> **Requirement**
Narrow the data below down to the lines containing "Metals".
——
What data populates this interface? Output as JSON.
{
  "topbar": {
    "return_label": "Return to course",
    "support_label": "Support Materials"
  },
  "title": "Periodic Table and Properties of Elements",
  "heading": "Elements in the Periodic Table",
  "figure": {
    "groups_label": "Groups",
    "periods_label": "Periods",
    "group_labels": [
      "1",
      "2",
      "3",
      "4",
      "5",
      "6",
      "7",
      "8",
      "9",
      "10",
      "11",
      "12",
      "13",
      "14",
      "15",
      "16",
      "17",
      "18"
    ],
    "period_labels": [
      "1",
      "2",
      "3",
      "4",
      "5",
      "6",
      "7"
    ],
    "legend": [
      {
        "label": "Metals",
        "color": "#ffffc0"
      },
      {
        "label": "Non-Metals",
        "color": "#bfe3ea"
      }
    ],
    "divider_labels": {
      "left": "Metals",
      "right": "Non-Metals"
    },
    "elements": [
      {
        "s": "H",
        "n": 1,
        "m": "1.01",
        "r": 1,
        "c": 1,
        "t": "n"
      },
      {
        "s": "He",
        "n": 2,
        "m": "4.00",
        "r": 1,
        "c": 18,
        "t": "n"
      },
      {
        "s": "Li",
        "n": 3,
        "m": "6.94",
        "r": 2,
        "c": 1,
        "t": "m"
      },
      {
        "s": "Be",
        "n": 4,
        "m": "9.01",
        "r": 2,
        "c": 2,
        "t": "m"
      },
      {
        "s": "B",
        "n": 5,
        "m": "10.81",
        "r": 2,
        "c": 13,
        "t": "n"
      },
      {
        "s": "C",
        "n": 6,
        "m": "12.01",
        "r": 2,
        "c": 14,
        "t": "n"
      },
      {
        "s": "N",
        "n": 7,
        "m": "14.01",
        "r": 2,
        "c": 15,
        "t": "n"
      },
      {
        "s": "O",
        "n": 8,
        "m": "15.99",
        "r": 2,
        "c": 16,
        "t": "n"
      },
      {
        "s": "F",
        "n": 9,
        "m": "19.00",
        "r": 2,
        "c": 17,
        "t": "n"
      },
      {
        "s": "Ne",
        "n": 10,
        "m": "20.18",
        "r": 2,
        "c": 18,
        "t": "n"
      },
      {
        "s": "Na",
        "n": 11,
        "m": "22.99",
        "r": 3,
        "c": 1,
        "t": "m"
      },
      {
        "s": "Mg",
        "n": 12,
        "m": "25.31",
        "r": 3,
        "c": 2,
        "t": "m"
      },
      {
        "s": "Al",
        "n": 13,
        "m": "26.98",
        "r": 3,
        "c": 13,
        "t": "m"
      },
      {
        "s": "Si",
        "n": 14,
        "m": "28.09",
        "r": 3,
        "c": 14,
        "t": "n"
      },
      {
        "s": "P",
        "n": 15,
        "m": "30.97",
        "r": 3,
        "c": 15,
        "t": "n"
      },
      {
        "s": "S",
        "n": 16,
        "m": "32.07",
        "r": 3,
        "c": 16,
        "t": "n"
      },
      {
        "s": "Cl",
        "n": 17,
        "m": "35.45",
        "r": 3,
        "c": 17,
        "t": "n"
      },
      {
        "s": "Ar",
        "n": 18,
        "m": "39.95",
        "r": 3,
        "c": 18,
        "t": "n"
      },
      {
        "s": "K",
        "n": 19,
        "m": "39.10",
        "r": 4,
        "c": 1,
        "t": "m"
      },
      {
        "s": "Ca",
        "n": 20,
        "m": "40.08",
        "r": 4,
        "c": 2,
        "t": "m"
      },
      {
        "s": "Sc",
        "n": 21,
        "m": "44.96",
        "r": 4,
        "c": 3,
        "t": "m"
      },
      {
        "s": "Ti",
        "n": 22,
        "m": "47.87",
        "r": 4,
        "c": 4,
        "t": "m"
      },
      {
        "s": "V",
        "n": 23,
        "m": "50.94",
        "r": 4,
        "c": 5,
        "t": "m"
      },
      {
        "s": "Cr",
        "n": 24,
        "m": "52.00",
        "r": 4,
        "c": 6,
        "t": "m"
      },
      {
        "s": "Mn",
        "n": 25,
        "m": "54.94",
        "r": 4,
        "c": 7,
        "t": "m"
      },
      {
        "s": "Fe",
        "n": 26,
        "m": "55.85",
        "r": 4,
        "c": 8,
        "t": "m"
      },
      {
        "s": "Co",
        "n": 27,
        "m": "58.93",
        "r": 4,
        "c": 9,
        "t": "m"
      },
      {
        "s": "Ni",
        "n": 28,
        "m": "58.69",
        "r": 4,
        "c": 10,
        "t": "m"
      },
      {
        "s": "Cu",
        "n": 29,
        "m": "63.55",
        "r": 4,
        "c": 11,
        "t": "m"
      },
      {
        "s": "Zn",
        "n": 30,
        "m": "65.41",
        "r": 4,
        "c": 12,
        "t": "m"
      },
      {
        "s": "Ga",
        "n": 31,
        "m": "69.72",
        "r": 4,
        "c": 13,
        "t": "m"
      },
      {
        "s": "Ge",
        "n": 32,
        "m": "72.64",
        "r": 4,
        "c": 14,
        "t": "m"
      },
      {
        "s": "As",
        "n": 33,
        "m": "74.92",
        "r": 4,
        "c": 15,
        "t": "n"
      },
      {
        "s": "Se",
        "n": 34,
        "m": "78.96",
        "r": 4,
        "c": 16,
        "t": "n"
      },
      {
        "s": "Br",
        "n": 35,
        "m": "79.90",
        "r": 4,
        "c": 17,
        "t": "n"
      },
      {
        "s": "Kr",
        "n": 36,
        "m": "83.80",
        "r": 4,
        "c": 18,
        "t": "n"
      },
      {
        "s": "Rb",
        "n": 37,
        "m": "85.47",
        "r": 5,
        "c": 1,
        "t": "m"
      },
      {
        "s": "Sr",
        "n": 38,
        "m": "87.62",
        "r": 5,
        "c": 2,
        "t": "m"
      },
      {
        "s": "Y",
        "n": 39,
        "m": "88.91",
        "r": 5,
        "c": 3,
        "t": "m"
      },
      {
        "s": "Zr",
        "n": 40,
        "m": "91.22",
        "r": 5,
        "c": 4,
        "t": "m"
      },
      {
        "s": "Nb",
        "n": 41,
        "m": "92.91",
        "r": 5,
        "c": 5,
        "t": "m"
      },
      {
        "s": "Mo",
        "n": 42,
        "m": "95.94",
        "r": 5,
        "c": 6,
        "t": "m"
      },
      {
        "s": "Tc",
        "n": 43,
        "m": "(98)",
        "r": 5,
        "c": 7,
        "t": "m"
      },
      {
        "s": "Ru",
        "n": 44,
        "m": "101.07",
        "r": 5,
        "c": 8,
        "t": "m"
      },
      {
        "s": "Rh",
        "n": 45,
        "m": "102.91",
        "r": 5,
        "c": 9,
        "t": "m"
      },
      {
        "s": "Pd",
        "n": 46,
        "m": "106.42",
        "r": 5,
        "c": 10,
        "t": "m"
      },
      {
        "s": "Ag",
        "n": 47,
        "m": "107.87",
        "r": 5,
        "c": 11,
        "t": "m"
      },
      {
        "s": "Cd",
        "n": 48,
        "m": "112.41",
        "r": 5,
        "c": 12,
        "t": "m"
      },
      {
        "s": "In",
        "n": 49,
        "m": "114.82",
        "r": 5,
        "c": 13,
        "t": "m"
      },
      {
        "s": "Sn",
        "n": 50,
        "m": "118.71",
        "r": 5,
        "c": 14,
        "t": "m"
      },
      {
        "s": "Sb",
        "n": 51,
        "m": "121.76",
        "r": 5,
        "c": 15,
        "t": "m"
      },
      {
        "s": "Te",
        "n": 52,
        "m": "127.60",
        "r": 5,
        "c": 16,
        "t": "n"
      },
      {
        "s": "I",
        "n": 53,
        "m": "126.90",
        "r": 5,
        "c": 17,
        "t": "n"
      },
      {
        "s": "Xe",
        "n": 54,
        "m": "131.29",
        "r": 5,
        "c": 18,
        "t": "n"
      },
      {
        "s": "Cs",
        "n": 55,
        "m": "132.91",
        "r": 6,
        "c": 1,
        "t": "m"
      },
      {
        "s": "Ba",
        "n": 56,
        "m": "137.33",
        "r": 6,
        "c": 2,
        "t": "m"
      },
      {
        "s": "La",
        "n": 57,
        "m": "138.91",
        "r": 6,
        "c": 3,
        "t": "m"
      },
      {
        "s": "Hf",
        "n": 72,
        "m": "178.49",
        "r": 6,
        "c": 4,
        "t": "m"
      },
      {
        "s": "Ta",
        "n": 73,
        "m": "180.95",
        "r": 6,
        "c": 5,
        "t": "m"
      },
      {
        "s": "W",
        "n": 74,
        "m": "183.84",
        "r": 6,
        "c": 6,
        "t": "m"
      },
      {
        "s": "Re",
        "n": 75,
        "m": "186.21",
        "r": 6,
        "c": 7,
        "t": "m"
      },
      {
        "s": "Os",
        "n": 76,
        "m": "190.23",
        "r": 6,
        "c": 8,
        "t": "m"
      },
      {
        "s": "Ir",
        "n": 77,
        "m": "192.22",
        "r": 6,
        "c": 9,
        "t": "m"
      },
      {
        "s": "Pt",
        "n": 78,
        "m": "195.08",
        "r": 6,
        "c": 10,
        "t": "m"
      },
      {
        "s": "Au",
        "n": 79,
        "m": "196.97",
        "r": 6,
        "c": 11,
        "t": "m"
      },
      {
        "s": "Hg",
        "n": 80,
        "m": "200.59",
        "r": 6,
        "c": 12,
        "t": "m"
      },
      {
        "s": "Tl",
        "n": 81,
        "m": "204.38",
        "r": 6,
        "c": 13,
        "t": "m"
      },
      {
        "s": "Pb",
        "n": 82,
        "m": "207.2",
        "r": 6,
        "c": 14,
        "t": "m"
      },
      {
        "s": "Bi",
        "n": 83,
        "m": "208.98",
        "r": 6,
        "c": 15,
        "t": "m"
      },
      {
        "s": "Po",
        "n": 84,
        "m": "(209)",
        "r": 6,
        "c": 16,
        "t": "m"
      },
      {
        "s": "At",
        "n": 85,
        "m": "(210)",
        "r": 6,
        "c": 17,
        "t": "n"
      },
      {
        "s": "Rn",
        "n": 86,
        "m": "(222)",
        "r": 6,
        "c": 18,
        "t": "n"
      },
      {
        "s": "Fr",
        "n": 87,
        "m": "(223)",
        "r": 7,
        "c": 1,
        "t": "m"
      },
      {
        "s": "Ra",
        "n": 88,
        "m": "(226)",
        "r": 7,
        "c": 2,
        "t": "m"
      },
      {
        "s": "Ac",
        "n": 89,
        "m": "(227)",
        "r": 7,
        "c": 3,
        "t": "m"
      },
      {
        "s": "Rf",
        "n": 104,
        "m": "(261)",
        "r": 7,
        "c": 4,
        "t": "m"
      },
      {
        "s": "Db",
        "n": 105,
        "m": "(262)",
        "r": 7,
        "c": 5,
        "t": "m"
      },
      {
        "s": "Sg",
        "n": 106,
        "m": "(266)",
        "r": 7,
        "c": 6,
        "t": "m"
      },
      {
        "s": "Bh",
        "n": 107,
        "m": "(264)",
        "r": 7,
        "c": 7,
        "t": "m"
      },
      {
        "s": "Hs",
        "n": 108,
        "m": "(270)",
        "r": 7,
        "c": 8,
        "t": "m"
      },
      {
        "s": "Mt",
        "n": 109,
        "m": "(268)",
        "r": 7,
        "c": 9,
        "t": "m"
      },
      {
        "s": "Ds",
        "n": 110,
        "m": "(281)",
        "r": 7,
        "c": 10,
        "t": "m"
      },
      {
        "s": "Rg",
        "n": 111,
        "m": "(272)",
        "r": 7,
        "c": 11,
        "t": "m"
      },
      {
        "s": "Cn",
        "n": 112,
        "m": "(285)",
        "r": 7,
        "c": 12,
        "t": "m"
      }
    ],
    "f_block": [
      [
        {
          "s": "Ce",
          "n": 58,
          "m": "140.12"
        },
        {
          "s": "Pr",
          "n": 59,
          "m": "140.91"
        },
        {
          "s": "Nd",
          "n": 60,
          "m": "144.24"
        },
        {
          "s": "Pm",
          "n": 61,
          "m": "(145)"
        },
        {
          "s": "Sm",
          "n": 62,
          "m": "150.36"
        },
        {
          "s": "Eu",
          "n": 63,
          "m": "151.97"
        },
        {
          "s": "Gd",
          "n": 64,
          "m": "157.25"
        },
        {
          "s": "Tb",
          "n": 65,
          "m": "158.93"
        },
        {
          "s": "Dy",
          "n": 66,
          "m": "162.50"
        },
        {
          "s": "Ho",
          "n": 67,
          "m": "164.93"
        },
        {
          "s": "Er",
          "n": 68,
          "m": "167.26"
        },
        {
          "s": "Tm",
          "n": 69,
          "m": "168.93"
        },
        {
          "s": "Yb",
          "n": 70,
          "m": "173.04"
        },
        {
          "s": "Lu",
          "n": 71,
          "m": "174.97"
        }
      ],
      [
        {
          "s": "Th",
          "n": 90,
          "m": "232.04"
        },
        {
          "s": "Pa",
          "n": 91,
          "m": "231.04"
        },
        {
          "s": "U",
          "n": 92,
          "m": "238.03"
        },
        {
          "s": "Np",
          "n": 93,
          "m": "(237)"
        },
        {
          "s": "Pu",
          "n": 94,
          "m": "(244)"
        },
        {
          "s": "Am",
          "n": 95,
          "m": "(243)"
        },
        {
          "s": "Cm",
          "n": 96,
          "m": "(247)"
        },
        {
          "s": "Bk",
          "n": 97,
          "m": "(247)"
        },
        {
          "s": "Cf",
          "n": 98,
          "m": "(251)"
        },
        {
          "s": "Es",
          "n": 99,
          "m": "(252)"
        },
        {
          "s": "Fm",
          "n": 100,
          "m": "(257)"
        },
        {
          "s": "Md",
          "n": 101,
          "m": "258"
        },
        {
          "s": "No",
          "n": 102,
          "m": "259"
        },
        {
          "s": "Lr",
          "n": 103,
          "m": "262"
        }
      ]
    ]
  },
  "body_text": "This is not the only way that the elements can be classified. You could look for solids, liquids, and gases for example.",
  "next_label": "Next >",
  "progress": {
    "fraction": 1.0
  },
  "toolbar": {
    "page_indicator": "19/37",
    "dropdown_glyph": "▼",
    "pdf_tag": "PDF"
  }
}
——
> **Result for this task**
        "label": "Metals",
        "label": "Non-Metals",
      "left": "Metals",
      "right": "Non-Metals"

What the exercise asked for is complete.